- [GOAL]:
Can you quote the records below in full, word for word?

- [EXERCISE INPUTS]:
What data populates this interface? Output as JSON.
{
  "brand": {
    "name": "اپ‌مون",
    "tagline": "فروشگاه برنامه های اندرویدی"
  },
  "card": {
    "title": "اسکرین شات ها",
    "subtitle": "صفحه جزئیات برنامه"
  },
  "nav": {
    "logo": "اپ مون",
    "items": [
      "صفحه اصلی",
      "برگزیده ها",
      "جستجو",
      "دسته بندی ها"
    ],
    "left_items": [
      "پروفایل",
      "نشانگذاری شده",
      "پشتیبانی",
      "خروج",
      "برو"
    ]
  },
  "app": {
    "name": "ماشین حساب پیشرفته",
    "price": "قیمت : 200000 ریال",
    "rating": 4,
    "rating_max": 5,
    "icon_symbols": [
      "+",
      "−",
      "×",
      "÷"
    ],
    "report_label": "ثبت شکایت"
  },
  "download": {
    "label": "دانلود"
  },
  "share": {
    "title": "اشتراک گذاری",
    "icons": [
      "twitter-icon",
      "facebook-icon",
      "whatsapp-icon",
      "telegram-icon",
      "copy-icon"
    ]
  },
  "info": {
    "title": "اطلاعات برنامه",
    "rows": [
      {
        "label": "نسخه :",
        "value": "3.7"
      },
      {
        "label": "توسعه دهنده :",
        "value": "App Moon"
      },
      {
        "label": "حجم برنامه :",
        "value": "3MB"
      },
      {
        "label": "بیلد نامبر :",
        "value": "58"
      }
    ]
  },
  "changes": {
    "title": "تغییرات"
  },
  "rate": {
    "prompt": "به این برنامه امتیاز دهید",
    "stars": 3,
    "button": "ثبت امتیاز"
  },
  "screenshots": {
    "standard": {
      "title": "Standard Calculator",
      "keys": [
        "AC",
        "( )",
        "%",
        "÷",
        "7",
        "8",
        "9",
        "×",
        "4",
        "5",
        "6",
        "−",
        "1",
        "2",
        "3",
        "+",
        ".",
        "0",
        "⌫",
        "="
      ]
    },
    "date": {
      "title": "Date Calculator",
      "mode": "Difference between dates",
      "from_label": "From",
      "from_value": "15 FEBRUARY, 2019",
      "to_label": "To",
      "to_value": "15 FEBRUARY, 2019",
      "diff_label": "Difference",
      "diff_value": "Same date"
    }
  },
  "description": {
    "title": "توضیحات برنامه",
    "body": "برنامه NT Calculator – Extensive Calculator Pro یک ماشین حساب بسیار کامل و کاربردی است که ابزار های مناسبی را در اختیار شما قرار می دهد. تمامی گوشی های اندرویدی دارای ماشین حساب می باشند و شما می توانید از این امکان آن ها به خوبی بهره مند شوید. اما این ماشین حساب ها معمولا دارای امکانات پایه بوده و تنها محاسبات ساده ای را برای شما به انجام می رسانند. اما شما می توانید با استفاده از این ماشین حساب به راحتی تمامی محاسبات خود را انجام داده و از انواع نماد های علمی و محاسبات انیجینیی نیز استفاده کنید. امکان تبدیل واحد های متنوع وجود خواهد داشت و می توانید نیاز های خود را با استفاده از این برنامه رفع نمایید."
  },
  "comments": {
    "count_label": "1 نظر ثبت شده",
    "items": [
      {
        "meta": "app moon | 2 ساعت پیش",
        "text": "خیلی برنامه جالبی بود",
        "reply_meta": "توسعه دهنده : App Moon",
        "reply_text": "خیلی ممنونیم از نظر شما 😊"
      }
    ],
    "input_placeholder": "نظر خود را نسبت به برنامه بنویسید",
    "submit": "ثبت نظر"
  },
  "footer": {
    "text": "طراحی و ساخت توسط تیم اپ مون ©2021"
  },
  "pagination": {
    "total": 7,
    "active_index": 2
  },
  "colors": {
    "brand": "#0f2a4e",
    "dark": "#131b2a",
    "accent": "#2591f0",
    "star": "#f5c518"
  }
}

- [TASK ANSWER]:
What data populates this interface? Output as JSON.
{
  "brand": {
    "name": "اپ‌مون",
    "tagline": "فروشگاه برنامه های اندرویدی"
  },
  "card": {
    "title": "اسکرین شات ها",
    "subtitle": "صفحه جزئیات برنامه"
  },
  "nav": {
    "logo": "اپ مون",
    "items": [
      "صفحه اصلی",
      "برگزیده ها",
      "جستجو",
      "دسته بندی ها"
    ],
    "left_items": [
      "پروفایل",
      "نشانگذاری شده",
      "پشتیبانی",
      "خروج",
      "برو"
    ]
  },
  "app": {
    "name": "ماشین حساب پیشرفته",
    "price": "قیمت : 200000 ریال",
    "rating": 4,
    "rating_max": 5,
    "icon_symbols": [
      "+",
      "−",
      "×",
      "÷"
    ],
    "report_label": "ثبت شکایت"
  },
  "download": {
    "label": "دانلود"
  },
  "share": {
    "title": "اشتراک گذاری",
    "icons": [
      "twitter-icon",
      "facebook-icon",
      "whatsapp-icon",
      "telegram-icon",
      "copy-icon"
    ]
  },
  "info": {
    "title": "اطلاعات برنامه",
    "rows": [
      {
        "label": "نسخه :",
        "value": "3.7"
      },
      {
        "label": "توسعه دهنده :",
        "value": "App Moon"
      },
      {
        "label": "حجم برنامه :",
        "value": "3MB"
      },
      {
        "label": "بیلد نامبر :",
        "value": "58"
      }
    ]
  },
  "changes": {
    "title": "تغییرات"
  },
  "rate": {
    "prompt": "به این برنامه امتیاز دهید",
    "stars": 3,
    "button": "ثبت امتیاز"
  },
  "screenshots": {
    "standard": {
      "title": "Standard Calculator",
      "keys": [
        "AC",
        "( )",
        "%",
        "÷",
        "7",
        "8",
        "9",
        "×",
        "4",
        "5",
        "6",
        "−",
        "1",
        "2",
        "3",
        "+",
        ".",
        "0",
        "⌫",
        "="
      ]
    },
    "date": {
      "title": "Date Calculator",
      "mode": "Difference between dates",
      "from_label": "From",
      "from_value": "15 FEBRUARY, 2019",
      "to_label": "To",
      "to_value": "15 FEBRUARY, 2019",
      "diff_label": "Difference",
      "diff_value": "Same date"
    }
  },
  "description": {
    "title": "توضیحات برنامه",
    "body": "برنامه NT Calculator – Extensive Calculator Pro یک ماشین حساب بسیار کامل و کاربردی است که ابزار های مناسبی را در اختیار شما قرار می دهد. تمامی گوشی های اندرویدی دارای ماشین حساب می باشند و شما می توانید از این امکان آن ها به خوبی بهره مند شوید. اما این ماشین حساب ها معمولا دارای امکانات پایه بوده و تنها محاسبات ساده ای را برای شما به انجام می رسانند. اما شما می توانید با استفاده از این ماشین حساب به راحتی تمامی محاسبات خود را انجام داده و از انواع نماد های علمی و محاسبات انیجینیی نیز استفاده کنید. امکان تبدیل واحد های متنوع وجود خواهد داشت و می توانید نیاز های خود را با استفاده از این برنامه رفع نمایید."
  },
  "comments": {
    "count_label": "1 نظر ثبت شده",
    "items": [
      {
        "meta": "app moon | 2 ساعت پیش",
        "text": "خیلی برنامه جالبی بود",
        "reply_meta": "توسعه دهنده : App Moon",
        "reply_text": "خیلی ممنونیم از نظر شما 😊"
      }
    ],
    "input_placeholder": "نظر خود را نسبت به برنامه بنویسید",
    "submit": "ثبت نظر"
  },
  "footer": {
    "text": "طراحی و ساخت توسط تیم اپ مون ©2021"
  },
  "pagination": {
    "total": 7,
    "active_index": 2
  },
  "colors": {
    "brand": "#0f2a4e",
    "dark": "#131b2a",
    "accent": "#2591f0",
    "star": "#f5c518"
  }
}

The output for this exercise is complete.